EXERCISE AIM
Answer these questions from the text on t-tests and ANOVA below:
(a) Which built-in R function does the text use to conduct t-tests?
(b) Which dataset is randomly sampled to simulate the two groups?
(c) How many values are sampled for group.b?

— START TEXT —

Analyzing continuous data with t-tests and ANOVA

t-tests

You learned the theory/concepts behind t-tests last week, so here’s a brief run-down on how to use built-in functions in R to conduct them and interpret the results. As a reminder, t-tests are used to estimate the difference-in-means between two continuous distributions. You might be working with a one-sample test, two (independent samples, pooled or paired samples, or difference scores. R can handle most of this stuff and, if not, remember that you know how to write your own functions!

The usual procedure for conducting t-tests in R is pretty straightforward: you use the t.test() function. For my example, I’ll simulate two groups by randomly sampling the rivers dataset. I will then conduct a two-sample t-test for difference of means under a null hypothesis of no difference.

set.seed(20201107)
group.a <- sample(rivers, 35, replace=TRUE)
group.b <- sample(rivers, 42, replace=TRUE)

t.test(group.a, group.b)

— END TEXT —
— START DATA EXTRACT —

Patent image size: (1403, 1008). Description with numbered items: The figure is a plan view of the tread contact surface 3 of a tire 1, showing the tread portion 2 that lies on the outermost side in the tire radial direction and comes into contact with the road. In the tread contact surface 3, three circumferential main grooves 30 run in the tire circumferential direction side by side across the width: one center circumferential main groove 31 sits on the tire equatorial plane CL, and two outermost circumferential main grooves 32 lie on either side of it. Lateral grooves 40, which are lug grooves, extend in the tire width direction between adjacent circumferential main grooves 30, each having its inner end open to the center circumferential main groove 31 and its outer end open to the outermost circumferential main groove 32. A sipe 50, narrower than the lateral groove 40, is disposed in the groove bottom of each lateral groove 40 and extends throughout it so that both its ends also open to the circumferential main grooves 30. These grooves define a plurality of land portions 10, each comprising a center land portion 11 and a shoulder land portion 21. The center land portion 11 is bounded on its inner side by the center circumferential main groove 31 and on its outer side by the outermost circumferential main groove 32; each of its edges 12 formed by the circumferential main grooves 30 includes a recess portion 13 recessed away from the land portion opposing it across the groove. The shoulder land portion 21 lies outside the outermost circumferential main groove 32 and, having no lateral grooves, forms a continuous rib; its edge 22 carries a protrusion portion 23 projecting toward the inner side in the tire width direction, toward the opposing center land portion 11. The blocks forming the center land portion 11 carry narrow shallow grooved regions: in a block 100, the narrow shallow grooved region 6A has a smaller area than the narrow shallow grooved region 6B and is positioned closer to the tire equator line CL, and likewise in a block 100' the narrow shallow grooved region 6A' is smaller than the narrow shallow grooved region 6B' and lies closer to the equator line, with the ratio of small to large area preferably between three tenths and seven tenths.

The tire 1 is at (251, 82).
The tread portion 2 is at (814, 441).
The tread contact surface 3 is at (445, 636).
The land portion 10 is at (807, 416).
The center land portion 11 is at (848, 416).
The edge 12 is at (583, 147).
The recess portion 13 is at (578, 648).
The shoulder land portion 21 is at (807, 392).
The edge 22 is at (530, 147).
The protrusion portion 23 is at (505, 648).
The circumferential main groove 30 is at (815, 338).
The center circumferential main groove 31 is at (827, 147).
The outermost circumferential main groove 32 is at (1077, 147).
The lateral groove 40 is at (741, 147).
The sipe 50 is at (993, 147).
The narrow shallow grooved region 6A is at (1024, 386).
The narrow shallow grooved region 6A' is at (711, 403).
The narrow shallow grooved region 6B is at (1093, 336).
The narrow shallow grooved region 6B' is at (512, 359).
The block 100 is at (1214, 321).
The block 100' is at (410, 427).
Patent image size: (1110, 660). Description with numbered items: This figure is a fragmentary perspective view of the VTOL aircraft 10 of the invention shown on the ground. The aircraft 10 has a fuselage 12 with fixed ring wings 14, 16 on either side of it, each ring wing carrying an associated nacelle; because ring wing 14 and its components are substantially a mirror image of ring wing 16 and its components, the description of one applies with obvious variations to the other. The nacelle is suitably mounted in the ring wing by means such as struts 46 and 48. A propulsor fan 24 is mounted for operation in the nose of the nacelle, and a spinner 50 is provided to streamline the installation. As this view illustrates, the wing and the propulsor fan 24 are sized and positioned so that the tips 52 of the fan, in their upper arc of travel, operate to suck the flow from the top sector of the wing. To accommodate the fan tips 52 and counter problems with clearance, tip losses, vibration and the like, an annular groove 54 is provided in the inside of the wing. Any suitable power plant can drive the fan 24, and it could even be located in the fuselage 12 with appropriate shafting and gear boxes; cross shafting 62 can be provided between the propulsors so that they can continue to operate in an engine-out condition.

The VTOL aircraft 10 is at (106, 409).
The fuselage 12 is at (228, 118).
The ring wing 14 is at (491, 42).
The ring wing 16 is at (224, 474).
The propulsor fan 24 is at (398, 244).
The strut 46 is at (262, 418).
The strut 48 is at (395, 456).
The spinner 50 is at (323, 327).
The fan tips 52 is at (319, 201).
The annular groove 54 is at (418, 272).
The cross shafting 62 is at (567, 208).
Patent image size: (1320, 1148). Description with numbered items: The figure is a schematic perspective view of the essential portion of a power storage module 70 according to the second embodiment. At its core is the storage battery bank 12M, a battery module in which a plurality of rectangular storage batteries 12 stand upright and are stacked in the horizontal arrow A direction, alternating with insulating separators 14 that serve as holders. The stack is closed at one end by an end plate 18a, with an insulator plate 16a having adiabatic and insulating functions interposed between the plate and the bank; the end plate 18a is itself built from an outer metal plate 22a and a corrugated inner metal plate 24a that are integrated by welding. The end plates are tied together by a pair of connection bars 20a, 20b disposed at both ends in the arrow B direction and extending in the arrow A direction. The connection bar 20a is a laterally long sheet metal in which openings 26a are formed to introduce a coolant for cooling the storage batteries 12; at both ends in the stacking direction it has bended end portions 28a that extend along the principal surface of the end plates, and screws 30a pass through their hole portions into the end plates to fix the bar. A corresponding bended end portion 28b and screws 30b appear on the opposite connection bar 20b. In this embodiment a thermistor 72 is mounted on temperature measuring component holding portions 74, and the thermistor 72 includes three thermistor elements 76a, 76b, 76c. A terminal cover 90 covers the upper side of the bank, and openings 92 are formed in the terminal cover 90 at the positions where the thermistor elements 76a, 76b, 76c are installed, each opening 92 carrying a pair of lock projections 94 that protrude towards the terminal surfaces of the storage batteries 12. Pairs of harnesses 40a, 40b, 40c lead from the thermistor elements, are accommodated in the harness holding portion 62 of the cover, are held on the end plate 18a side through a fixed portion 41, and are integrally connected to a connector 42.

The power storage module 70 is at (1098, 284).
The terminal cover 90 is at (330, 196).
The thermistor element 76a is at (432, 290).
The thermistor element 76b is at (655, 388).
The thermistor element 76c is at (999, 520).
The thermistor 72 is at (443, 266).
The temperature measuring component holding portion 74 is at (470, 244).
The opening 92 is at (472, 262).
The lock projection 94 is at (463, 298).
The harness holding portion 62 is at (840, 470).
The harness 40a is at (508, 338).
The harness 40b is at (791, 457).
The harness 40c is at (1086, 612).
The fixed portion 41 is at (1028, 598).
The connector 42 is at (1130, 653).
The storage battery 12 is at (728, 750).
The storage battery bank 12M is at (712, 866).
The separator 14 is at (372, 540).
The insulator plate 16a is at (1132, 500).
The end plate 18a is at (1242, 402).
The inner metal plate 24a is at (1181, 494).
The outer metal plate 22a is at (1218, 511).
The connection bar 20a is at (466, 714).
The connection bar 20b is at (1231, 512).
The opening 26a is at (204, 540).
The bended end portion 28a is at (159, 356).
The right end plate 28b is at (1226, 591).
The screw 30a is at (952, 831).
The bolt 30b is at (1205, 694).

— END DATA EXTRACT —

OUTPUT OF THE TASK
(a) t.test()
(b) The rivers dataset
(c) 42